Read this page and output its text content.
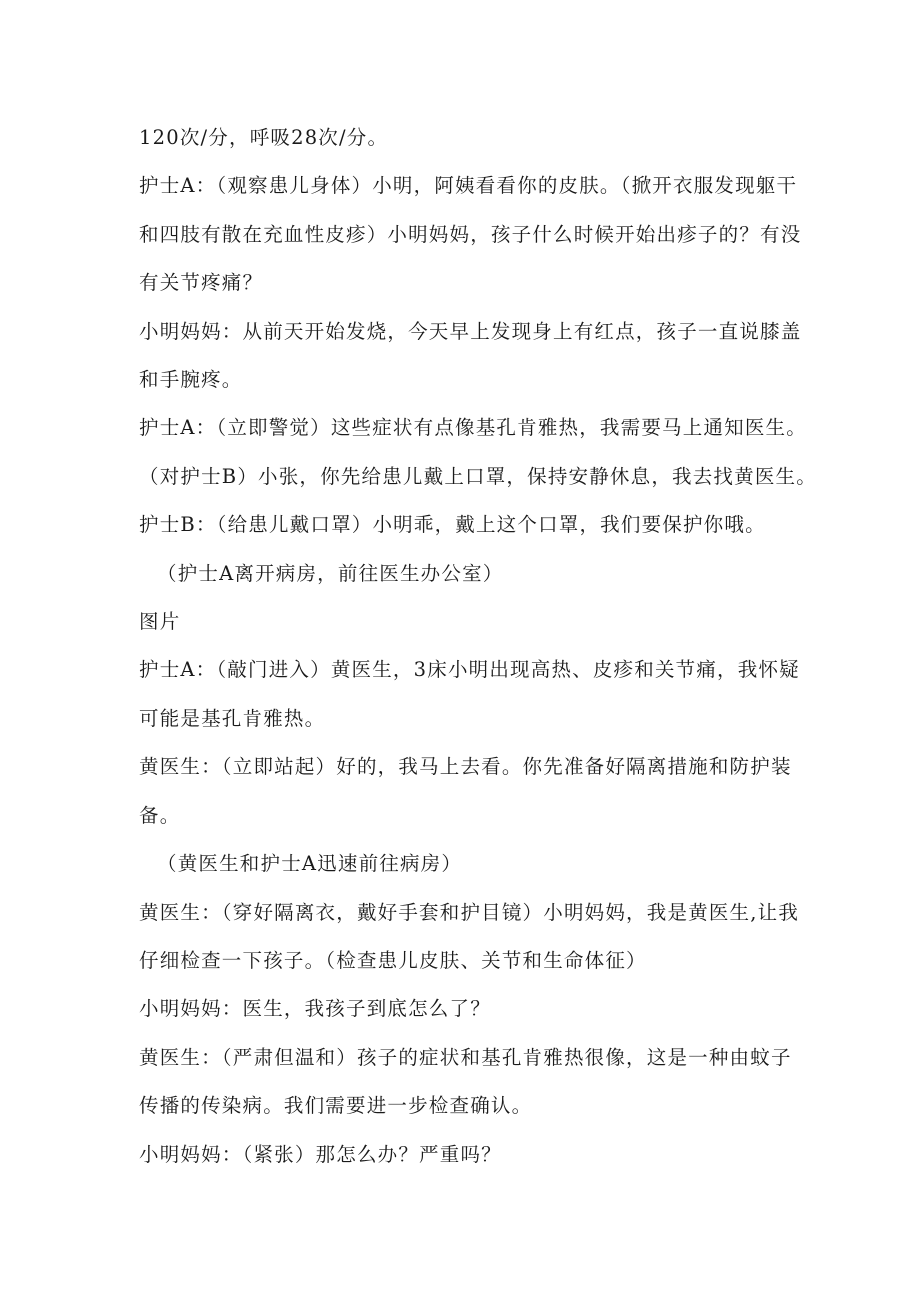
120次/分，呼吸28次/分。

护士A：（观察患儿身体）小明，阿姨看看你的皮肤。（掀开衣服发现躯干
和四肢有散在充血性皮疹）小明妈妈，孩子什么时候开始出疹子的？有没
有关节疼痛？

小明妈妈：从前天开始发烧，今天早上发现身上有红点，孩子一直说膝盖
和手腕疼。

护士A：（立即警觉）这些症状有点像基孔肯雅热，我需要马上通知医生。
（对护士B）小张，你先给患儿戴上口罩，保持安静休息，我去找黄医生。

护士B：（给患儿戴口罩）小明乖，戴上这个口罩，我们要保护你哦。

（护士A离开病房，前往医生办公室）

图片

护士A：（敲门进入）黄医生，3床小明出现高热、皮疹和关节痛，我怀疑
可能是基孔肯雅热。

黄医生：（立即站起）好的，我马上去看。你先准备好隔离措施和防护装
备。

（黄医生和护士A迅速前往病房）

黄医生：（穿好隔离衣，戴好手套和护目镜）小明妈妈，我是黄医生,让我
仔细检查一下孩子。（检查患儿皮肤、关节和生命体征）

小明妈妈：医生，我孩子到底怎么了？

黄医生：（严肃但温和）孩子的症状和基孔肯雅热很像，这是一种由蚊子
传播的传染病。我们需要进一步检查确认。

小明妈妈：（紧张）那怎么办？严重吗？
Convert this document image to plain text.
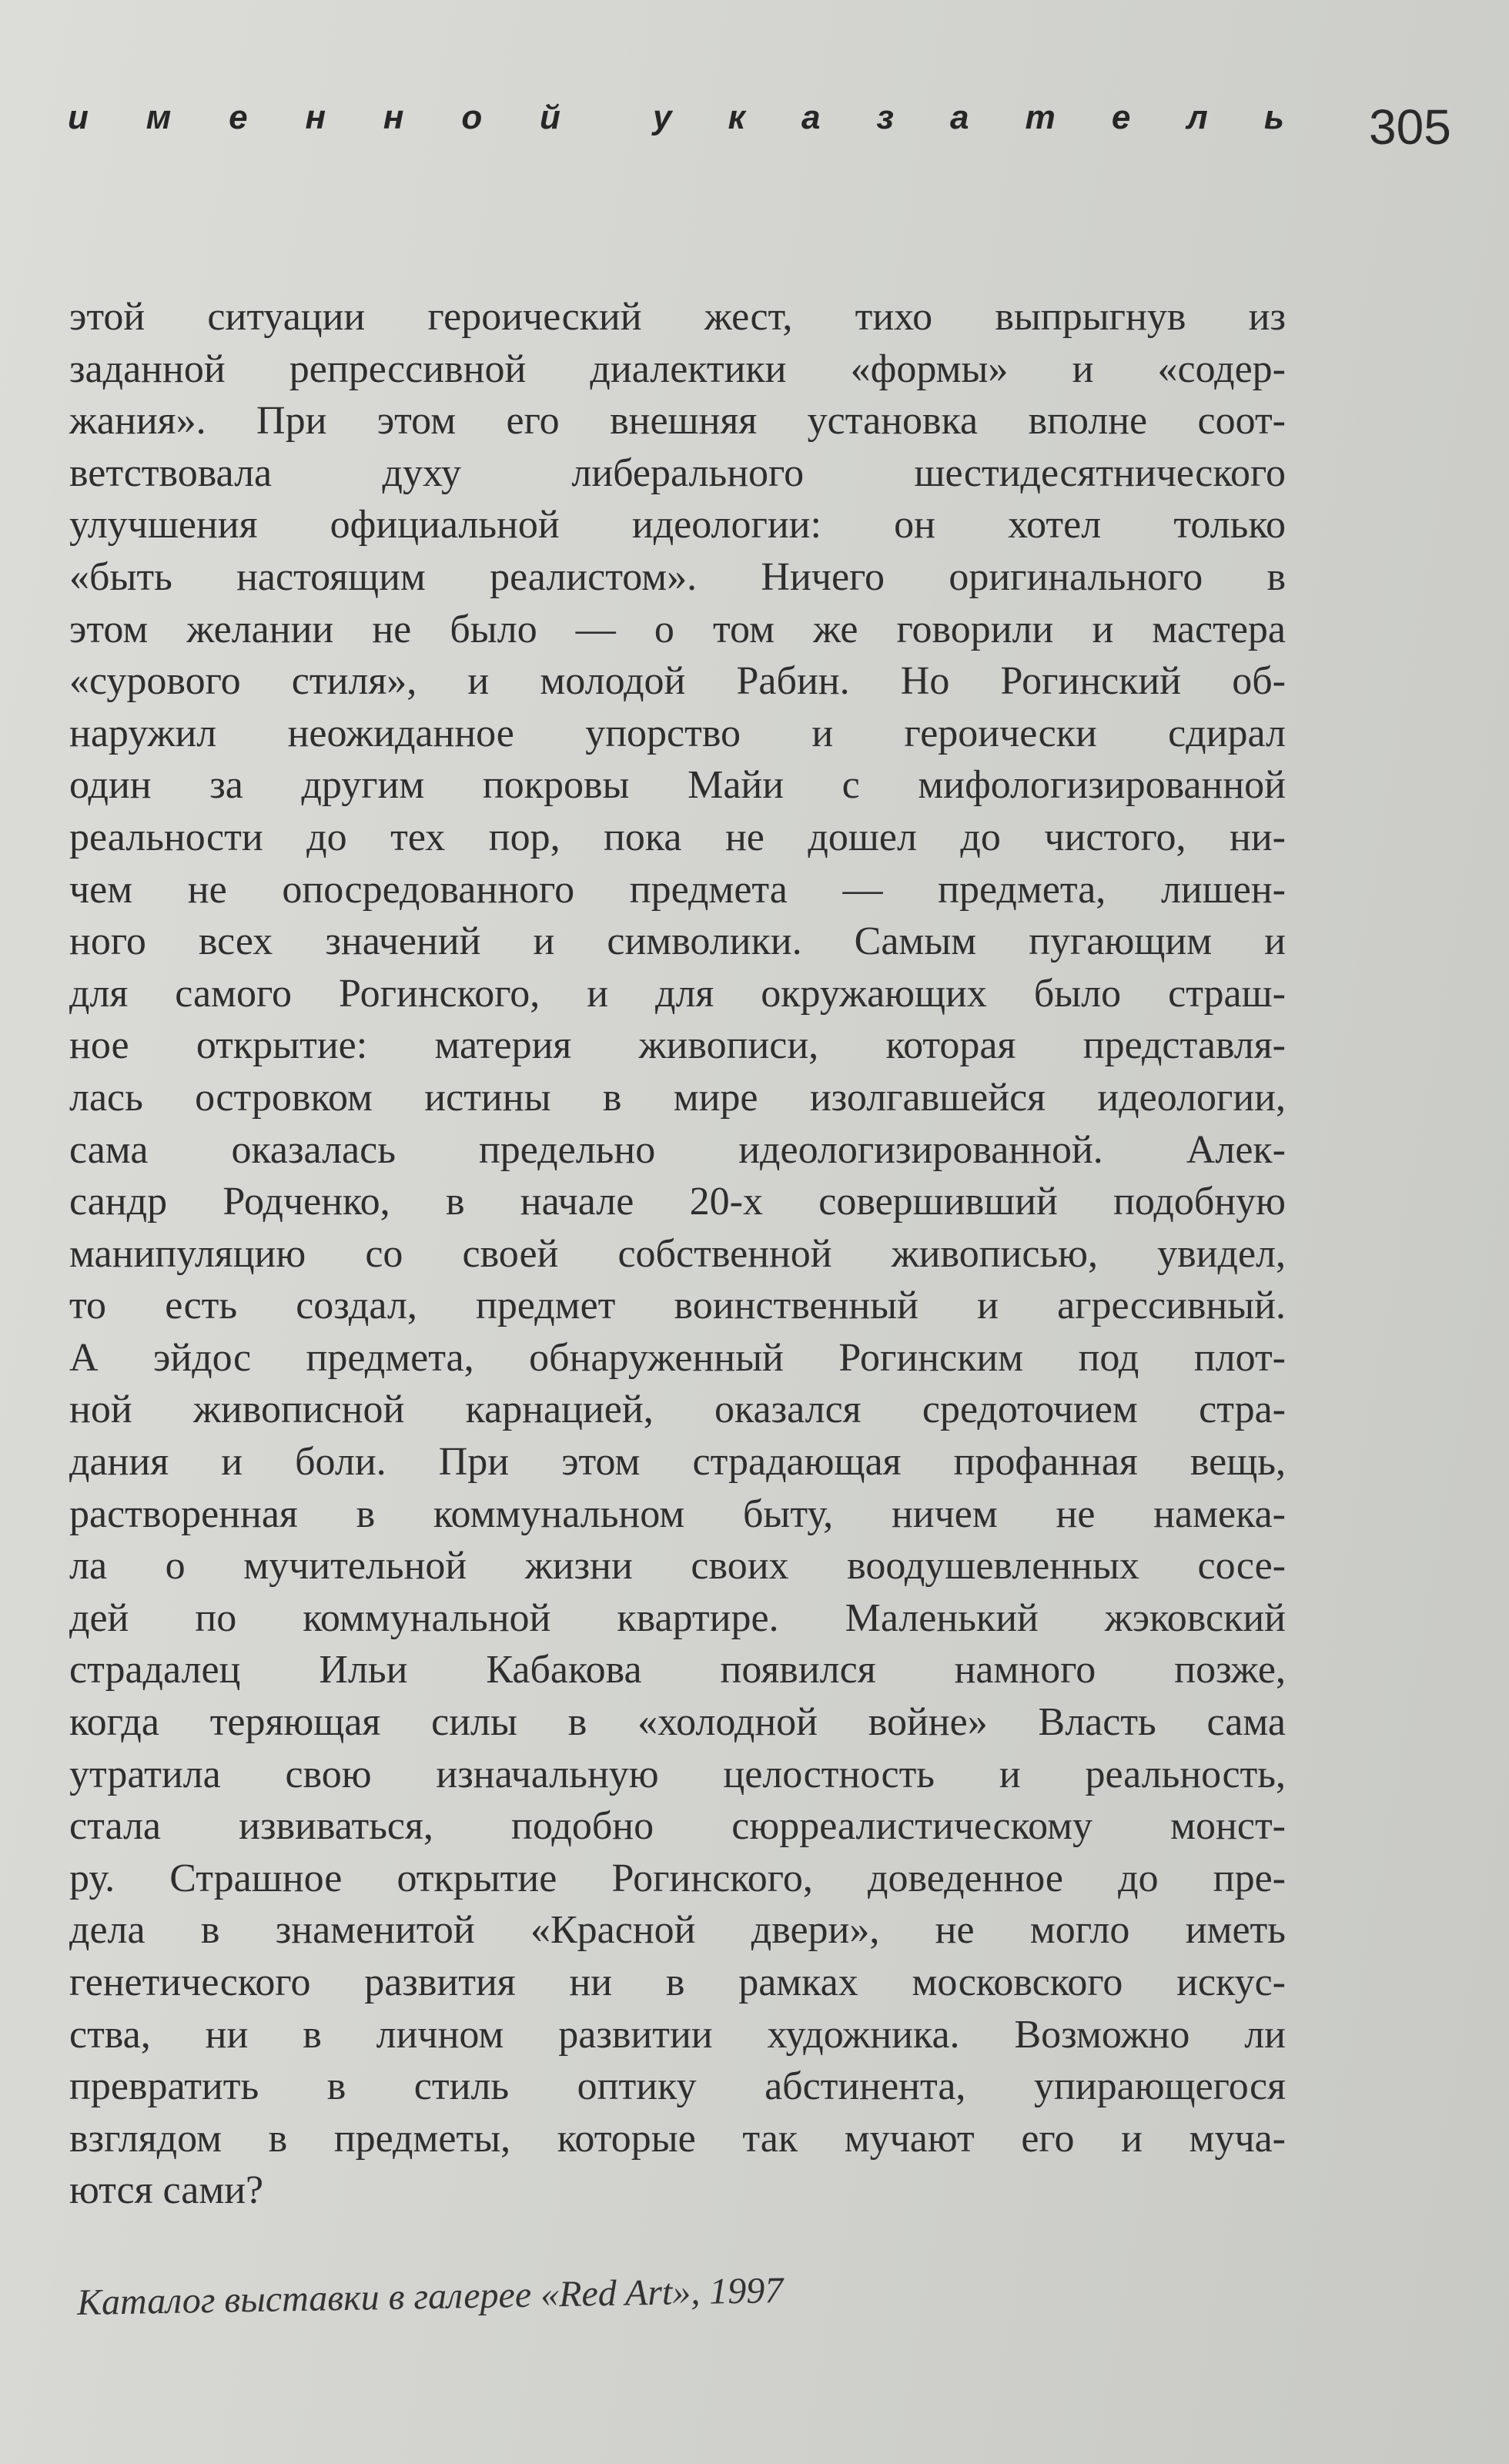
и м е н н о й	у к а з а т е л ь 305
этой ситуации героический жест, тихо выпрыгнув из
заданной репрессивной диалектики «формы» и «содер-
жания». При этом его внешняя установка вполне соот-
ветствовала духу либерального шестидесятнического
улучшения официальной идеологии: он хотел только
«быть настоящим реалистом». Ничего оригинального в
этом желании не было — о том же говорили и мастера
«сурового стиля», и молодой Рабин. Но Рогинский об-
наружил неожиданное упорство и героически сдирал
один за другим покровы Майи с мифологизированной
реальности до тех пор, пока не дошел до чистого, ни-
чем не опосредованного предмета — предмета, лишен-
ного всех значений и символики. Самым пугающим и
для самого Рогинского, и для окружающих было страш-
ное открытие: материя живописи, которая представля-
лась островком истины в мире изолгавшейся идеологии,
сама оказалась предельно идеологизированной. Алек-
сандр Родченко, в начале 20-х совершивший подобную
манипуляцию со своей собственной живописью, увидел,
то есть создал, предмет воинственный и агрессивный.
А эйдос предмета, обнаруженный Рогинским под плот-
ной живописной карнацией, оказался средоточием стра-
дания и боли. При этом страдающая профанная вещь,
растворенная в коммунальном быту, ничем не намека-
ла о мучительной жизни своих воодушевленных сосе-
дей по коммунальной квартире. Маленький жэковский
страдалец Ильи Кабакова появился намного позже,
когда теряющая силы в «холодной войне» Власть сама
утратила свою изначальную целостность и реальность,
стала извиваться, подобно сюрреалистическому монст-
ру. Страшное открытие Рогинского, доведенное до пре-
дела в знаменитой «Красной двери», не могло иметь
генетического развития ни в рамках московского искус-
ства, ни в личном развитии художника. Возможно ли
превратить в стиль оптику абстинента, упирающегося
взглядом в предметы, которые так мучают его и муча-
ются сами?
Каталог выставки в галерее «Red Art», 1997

##############################

* **Problem statement**
Transcribe every record above exactly, leaving out the pictures.

* **The solution**
Read this page and output its text content.
120次/分，呼吸28次/分。

护士A：（观察患儿身体）小明，阿姨看看你的皮肤。（掀开衣服发现躯干
和四肢有散在充血性皮疹）小明妈妈，孩子什么时候开始出疹子的？有没
有关节疼痛？

小明妈妈：从前天开始发烧，今天早上发现身上有红点，孩子一直说膝盖
和手腕疼。

护士A：（立即警觉）这些症状有点像基孔肯雅热，我需要马上通知医生。
（对护士B）小张，你先给患儿戴上口罩，保持安静休息，我去找黄医生。

护士B：（给患儿戴口罩）小明乖，戴上这个口罩，我们要保护你哦。

（护士A离开病房，前往医生办公室）

图片

护士A：（敲门进入）黄医生，3床小明出现高热、皮疹和关节痛，我怀疑
可能是基孔肯雅热。

黄医生：（立即站起）好的，我马上去看。你先准备好隔离措施和防护装
备。

（黄医生和护士A迅速前往病房）

黄医生：（穿好隔离衣，戴好手套和护目镜）小明妈妈，我是黄医生,让我
仔细检查一下孩子。（检查患儿皮肤、关节和生命体征）

小明妈妈：医生，我孩子到底怎么了？

黄医生：（严肃但温和）孩子的症状和基孔肯雅热很像，这是一种由蚊子
传播的传染病。我们需要进一步检查确认。

小明妈妈：（紧张）那怎么办？严重吗？
Convert this document image to plain text.
и м е н н о й	у к а з а т е л ь 305
этой ситуации героический жест, тихо выпрыгнув из
заданной репрессивной диалектики «формы» и «содер-
жания». При этом его внешняя установка вполне соот-
ветствовала духу либерального шестидесятнического
улучшения официальной идеологии: он хотел только
«быть настоящим реалистом». Ничего оригинального в
этом желании не было — о том же говорили и мастера
«сурового стиля», и молодой Рабин. Но Рогинский об-
наружил неожиданное упорство и героически сдирал
один за другим покровы Майи с мифологизированной
реальности до тех пор, пока не дошел до чистого, ни-
чем не опосредованного предмета — предмета, лишен-
ного всех значений и символики. Самым пугающим и
для самого Рогинского, и для окружающих было страш-
ное открытие: материя живописи, которая представля-
лась островком истины в мире изолгавшейся идеологии,
сама оказалась предельно идеологизированной. Алек-
сандр Родченко, в начале 20-х совершивший подобную
манипуляцию со своей собственной живописью, увидел,
то есть создал, предмет воинственный и агрессивный.
А эйдос предмета, обнаруженный Рогинским под плот-
ной живописной карнацией, оказался средоточием стра-
дания и боли. При этом страдающая профанная вещь,
растворенная в коммунальном быту, ничем не намека-
ла о мучительной жизни своих воодушевленных сосе-
дей по коммунальной квартире. Маленький жэковский
страдалец Ильи Кабакова появился намного позже,
когда теряющая силы в «холодной войне» Власть сама
утратила свою изначальную целостность и реальность,
стала извиваться, подобно сюрреалистическому монст-
ру. Страшное открытие Рогинского, доведенное до пре-
дела в знаменитой «Красной двери», не могло иметь
генетического развития ни в рамках московского искус-
ства, ни в личном развитии художника. Возможно ли
превратить в стиль оптику абстинента, упирающегося
взглядом в предметы, которые так мучают его и муча-
ются сами?
Каталог выставки в галерее «Red Art», 1997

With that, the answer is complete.